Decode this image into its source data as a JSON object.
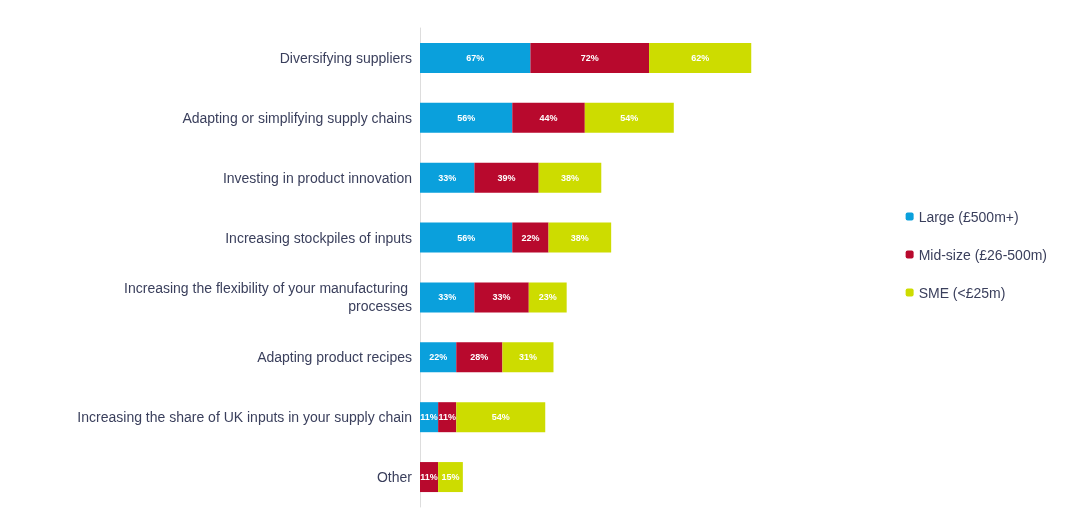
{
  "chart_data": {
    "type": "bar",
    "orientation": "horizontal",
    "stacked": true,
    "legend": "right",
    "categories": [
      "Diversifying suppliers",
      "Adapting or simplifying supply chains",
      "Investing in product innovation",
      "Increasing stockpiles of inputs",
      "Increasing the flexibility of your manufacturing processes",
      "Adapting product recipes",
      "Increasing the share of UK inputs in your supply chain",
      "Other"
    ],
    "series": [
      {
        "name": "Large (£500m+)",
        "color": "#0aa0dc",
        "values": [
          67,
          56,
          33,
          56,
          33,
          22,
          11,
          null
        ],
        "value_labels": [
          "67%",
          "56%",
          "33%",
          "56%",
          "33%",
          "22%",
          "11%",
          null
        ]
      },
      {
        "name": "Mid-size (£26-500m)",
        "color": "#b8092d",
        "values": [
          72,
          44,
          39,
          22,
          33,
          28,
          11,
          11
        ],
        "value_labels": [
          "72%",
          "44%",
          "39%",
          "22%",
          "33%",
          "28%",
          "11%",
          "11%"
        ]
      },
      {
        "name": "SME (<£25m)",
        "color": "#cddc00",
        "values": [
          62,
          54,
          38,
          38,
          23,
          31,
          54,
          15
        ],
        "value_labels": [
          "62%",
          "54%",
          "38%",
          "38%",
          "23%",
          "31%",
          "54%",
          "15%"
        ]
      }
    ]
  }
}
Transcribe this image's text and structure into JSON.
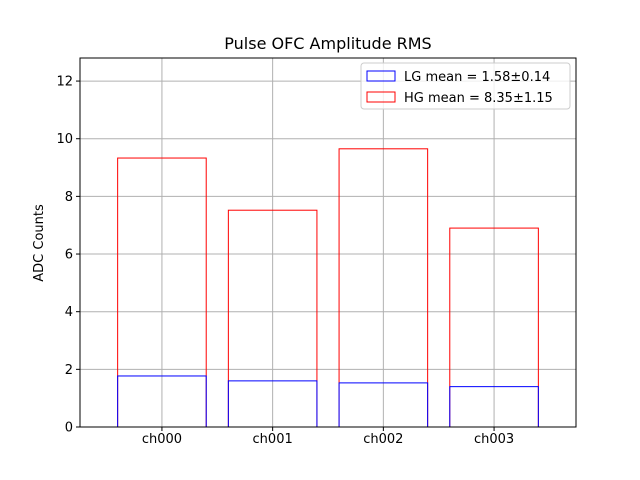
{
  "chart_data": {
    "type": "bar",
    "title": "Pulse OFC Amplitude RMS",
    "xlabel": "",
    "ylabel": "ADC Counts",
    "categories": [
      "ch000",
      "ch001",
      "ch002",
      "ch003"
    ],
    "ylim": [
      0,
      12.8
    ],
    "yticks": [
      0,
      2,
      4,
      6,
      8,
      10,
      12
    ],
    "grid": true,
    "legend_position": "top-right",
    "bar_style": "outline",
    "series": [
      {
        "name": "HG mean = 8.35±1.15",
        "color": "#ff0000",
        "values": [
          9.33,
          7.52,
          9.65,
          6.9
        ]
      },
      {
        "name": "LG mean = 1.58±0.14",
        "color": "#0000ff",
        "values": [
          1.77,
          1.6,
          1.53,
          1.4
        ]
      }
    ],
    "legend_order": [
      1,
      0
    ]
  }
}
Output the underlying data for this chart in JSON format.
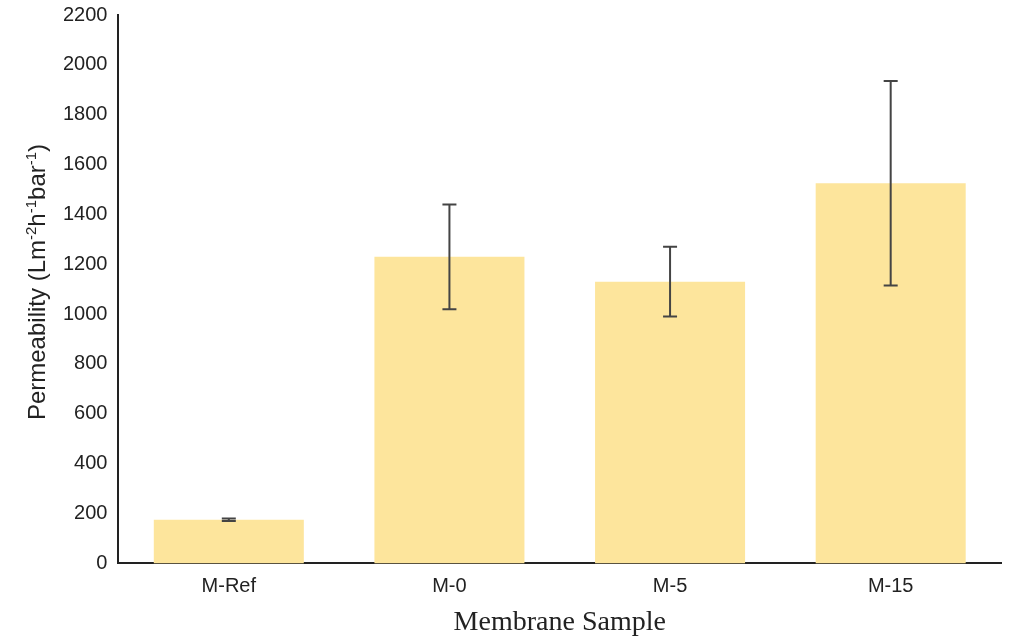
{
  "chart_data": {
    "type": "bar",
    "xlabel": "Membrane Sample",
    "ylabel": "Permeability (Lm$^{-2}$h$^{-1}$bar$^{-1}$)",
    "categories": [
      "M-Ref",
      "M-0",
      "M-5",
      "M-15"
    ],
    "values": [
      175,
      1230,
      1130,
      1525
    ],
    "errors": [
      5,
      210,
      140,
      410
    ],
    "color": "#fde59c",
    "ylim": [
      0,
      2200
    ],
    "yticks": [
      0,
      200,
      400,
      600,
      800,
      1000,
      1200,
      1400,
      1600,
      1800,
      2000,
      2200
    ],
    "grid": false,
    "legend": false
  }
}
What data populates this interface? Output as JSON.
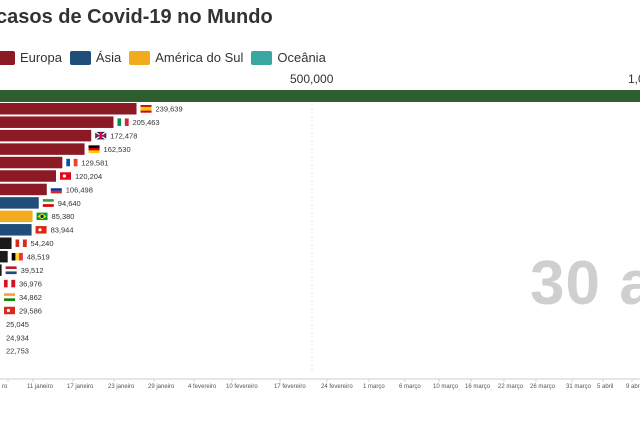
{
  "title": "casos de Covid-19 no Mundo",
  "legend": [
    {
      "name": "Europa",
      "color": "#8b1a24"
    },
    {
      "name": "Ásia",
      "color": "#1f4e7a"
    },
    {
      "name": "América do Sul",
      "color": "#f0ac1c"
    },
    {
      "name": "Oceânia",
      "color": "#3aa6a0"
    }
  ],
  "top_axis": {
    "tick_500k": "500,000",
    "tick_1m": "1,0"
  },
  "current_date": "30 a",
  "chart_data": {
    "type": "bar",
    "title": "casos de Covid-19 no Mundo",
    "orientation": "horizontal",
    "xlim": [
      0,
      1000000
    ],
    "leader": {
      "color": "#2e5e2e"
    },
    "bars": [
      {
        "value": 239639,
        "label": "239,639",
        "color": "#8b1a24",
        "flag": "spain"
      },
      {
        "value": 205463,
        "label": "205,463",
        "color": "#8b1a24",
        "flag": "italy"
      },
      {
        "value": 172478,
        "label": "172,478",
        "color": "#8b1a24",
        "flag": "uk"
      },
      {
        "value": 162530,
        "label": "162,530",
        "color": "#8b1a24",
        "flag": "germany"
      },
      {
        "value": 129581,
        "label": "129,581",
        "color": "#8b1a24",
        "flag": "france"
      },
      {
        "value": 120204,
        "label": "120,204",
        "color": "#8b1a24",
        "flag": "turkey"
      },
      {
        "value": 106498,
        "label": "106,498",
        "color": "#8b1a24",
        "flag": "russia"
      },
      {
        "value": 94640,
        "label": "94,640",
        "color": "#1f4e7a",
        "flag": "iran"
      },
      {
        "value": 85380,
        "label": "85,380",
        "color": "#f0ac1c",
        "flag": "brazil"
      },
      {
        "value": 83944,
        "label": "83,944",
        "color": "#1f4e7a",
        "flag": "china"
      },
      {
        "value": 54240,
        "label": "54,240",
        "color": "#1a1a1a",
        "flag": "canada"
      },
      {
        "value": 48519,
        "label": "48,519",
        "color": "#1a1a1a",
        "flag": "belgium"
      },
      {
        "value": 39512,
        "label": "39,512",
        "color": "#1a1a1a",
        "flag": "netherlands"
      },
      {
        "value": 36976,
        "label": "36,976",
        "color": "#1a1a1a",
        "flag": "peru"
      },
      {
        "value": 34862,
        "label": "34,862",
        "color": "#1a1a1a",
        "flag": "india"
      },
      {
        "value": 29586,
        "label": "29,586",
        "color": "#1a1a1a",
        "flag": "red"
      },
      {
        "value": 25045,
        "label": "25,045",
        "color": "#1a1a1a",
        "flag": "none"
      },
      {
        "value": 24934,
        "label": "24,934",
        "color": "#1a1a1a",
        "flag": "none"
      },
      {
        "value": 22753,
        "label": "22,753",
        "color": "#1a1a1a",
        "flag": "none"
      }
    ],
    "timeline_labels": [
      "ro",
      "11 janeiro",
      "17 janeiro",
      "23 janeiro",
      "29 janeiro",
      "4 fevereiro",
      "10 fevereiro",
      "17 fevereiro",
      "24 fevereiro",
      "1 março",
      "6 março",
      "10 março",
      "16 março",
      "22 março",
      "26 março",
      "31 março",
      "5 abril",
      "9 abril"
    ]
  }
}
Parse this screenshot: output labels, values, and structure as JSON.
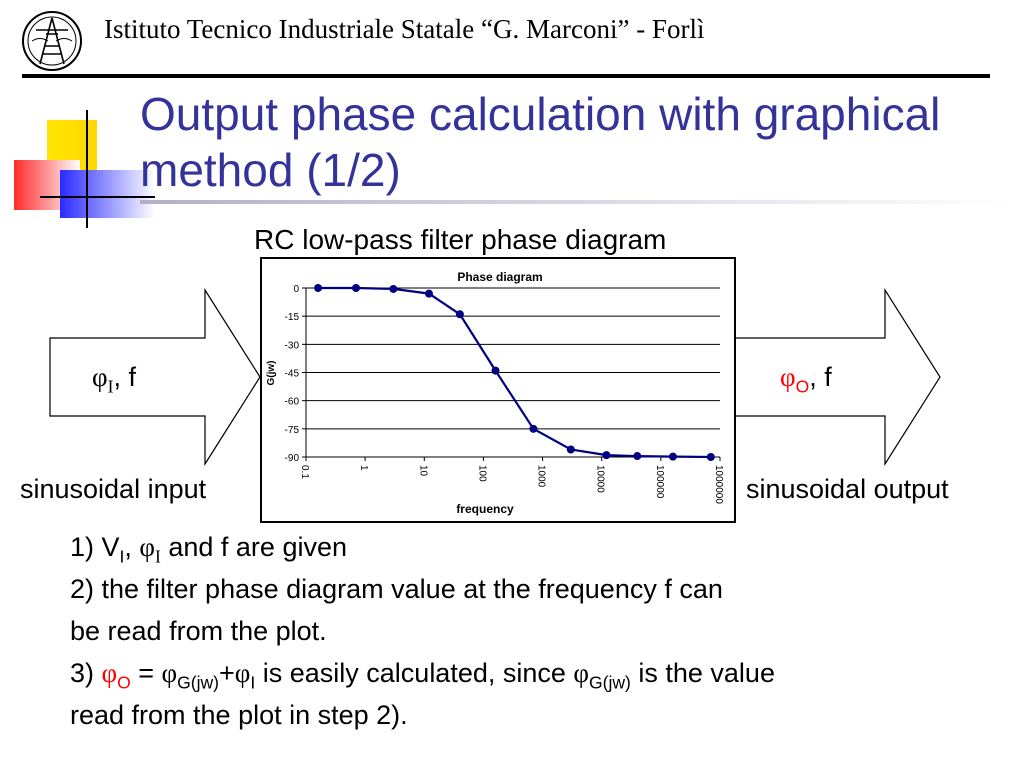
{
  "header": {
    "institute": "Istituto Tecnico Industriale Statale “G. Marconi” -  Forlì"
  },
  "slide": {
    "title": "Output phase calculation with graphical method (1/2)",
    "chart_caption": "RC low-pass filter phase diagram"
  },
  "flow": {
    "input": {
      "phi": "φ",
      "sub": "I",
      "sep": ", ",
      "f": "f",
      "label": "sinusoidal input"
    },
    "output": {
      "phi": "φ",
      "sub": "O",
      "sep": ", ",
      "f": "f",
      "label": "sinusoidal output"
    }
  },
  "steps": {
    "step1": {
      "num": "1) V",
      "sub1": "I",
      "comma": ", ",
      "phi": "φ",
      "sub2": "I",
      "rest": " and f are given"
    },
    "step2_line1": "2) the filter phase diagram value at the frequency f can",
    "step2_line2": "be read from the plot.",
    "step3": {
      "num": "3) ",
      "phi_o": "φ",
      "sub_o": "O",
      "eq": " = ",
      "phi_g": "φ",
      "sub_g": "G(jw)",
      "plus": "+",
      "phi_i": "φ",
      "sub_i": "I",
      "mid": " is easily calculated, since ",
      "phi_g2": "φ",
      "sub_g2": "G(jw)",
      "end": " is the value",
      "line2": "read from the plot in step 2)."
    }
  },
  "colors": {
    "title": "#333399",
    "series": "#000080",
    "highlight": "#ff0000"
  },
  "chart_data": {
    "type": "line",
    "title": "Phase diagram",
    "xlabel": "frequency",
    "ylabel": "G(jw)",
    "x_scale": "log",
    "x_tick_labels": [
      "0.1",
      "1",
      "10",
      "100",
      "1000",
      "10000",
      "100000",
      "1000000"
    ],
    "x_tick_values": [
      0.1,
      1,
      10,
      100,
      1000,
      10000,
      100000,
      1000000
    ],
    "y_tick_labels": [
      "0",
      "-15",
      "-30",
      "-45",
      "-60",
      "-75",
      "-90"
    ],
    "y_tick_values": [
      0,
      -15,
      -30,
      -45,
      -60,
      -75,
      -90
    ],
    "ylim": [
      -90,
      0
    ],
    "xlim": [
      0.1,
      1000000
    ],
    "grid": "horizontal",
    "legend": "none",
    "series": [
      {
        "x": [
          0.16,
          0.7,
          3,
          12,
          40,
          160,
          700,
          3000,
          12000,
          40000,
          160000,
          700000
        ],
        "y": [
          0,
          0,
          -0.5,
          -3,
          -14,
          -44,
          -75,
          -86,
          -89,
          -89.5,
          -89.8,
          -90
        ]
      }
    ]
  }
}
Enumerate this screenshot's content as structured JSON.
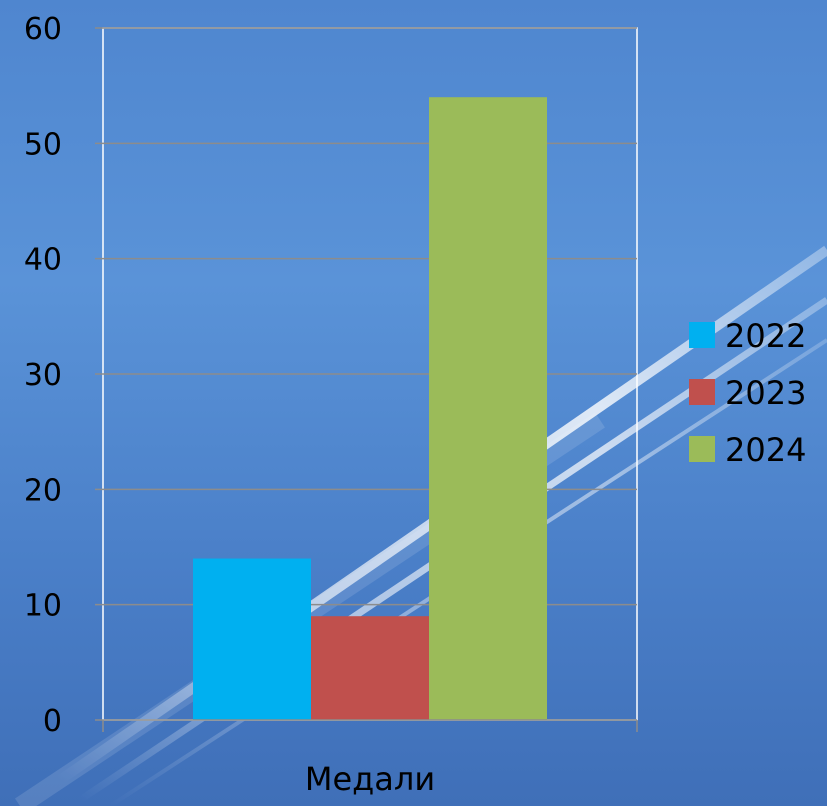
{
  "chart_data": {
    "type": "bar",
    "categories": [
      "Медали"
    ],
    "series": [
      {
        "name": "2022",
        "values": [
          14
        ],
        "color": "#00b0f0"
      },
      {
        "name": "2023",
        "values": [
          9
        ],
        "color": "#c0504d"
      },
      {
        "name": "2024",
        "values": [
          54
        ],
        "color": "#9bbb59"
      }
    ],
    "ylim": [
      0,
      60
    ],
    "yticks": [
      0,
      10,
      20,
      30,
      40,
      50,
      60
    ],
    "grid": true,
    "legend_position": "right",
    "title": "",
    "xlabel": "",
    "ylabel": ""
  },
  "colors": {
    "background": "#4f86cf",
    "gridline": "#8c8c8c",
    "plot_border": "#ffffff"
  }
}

§ SHORT EXERCISE
State only how many lines in the material include "fevereiro".

§ FINISHED EXERCISE
4